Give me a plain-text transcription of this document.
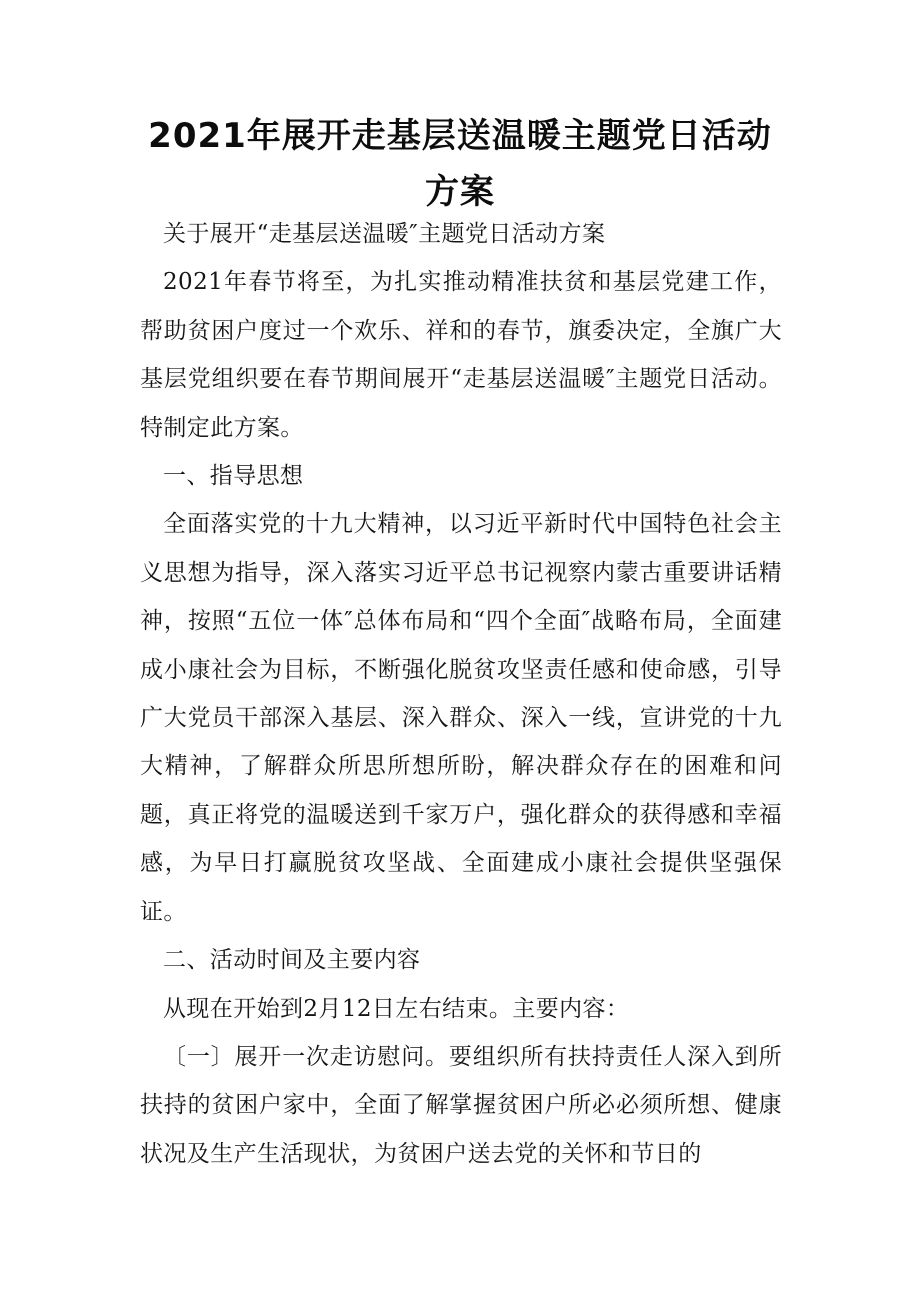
2021年展开走基层送温暖主题党日活动方案

关于展开“走基层送温暖″主题党日活动方案

2021年春节将至，为扎实推动精准扶贫和基层党建工作，帮助贫困户度过一个欢乐、祥和的春节，旗委决定，全旗广大基层党组织要在春节期间展开“走基层送温暖″主题党日活动。特制定此方案。

一、指导思想

全面落实党的十九大精神，以习近平新时代中国特色社会主义思想为指导，深入落实习近平总书记视察内蒙古重要讲话精神，按照“五位一体″总体布局和“四个全面″战略布局，全面建成小康社会为目标，不断强化脱贫攻坚责任感和使命感，引导广大党员干部深入基层、深入群众、深入一线，宣讲党的十九大精神，了解群众所思所想所盼，解决群众存在的困难和问题，真正将党的温暖送到千家万户，强化群众的获得感和幸福感，为早日打赢脱贫攻坚战、全面建成小康社会提供坚强保证。

二、活动时间及主要内容

从现在开始到2月12日左右结束。主要内容：

〔一〕展开一次走访慰问。要组织所有扶持责任人深入到所扶持的贫困户家中，全面了解掌握贫困户所必必须所想、健康状况及生产生活现状，为贫困户送去党的关怀和节日的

------------------------------------------------------------

**Requirement**
Return the material word for word. Pictures are not part of the copy.

**Task solution**
Give me a plain-text transcription of this document.
2021年展开走基层送温暖主题党日活动方案

关于展开“走基层送温暖″主题党日活动方案

2021年春节将至，为扎实推动精准扶贫和基层党建工作，帮助贫困户度过一个欢乐、祥和的春节，旗委决定，全旗广大基层党组织要在春节期间展开“走基层送温暖″主题党日活动。特制定此方案。

一、指导思想

全面落实党的十九大精神，以习近平新时代中国特色社会主义思想为指导，深入落实习近平总书记视察内蒙古重要讲话精神，按照“五位一体″总体布局和“四个全面″战略布局，全面建成小康社会为目标，不断强化脱贫攻坚责任感和使命感，引导广大党员干部深入基层、深入群众、深入一线，宣讲党的十九大精神，了解群众所思所想所盼，解决群众存在的困难和问题，真正将党的温暖送到千家万户，强化群众的获得感和幸福感，为早日打赢脱贫攻坚战、全面建成小康社会提供坚强保证。

二、活动时间及主要内容

从现在开始到2月12日左右结束。主要内容：

〔一〕展开一次走访慰问。要组织所有扶持责任人深入到所扶持的贫困户家中，全面了解掌握贫困户所必必须所想、健康状况及生产生活现状，为贫困户送去党的关怀和节日的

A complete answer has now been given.